## Task goal
Report how many lines contain "this". The answer is a single number.

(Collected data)
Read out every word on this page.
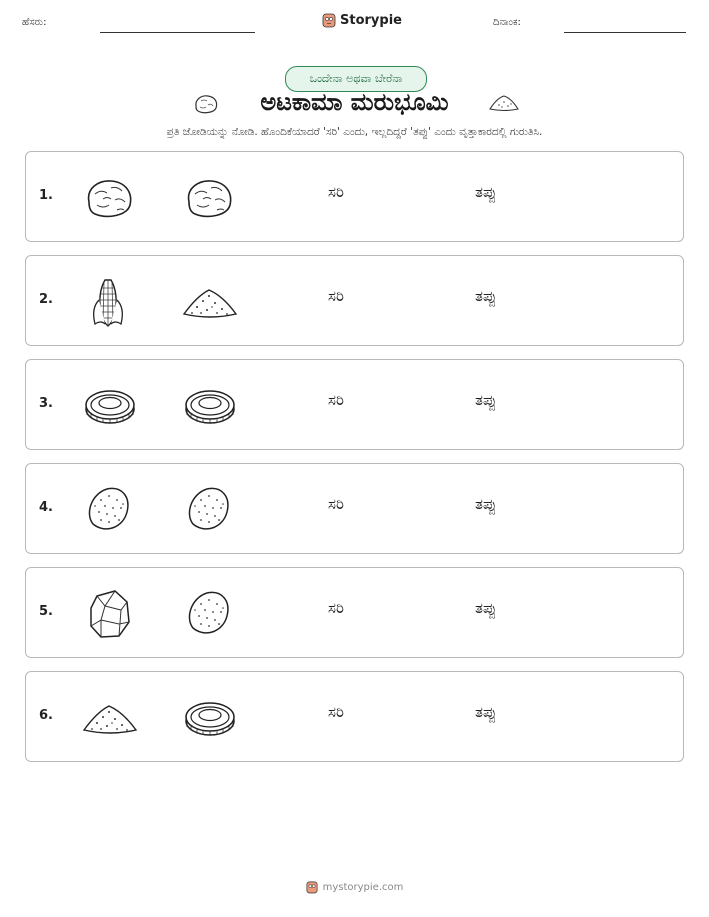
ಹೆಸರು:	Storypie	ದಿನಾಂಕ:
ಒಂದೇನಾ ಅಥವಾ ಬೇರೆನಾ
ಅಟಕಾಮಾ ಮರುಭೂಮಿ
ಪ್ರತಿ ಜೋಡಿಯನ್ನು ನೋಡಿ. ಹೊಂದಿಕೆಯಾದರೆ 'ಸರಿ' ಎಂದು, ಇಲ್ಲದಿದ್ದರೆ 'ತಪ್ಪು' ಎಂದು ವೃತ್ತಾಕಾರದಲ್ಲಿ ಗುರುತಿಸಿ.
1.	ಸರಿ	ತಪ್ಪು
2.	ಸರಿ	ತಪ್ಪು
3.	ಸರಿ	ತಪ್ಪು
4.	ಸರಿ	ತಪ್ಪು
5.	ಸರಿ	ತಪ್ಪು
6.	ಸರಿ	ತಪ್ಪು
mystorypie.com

==

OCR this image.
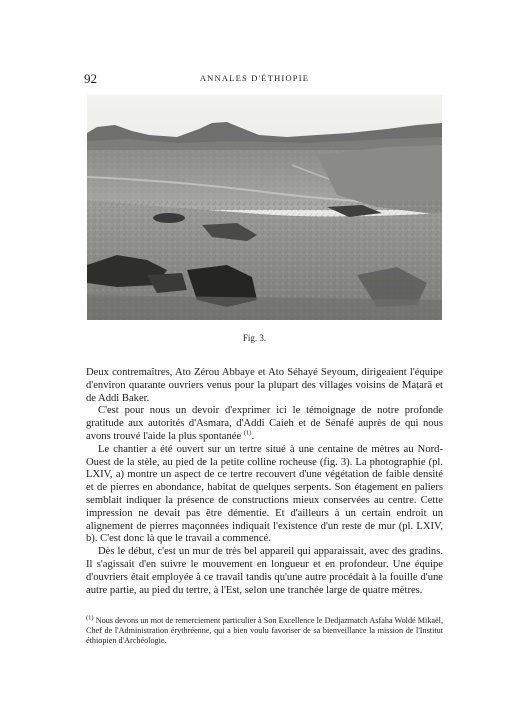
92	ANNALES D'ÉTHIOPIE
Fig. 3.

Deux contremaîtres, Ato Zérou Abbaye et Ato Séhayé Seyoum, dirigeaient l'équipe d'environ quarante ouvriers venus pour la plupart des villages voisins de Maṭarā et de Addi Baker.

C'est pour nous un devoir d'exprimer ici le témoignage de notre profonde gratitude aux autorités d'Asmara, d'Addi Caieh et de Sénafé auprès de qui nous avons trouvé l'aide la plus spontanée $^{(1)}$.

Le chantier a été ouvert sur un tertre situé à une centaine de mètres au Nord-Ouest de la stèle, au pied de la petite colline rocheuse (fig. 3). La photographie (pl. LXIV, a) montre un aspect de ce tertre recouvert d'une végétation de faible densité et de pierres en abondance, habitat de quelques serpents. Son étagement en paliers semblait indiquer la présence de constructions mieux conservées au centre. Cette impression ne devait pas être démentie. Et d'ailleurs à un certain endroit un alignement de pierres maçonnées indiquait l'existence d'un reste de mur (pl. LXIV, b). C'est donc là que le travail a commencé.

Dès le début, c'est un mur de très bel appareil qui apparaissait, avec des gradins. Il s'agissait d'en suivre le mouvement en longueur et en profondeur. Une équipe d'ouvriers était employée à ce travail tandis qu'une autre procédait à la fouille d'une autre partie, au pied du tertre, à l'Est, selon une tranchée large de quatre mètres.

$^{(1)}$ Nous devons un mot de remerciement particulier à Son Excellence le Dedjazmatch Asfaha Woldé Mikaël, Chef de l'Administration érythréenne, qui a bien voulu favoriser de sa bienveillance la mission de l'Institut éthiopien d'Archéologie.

## Answer in full
2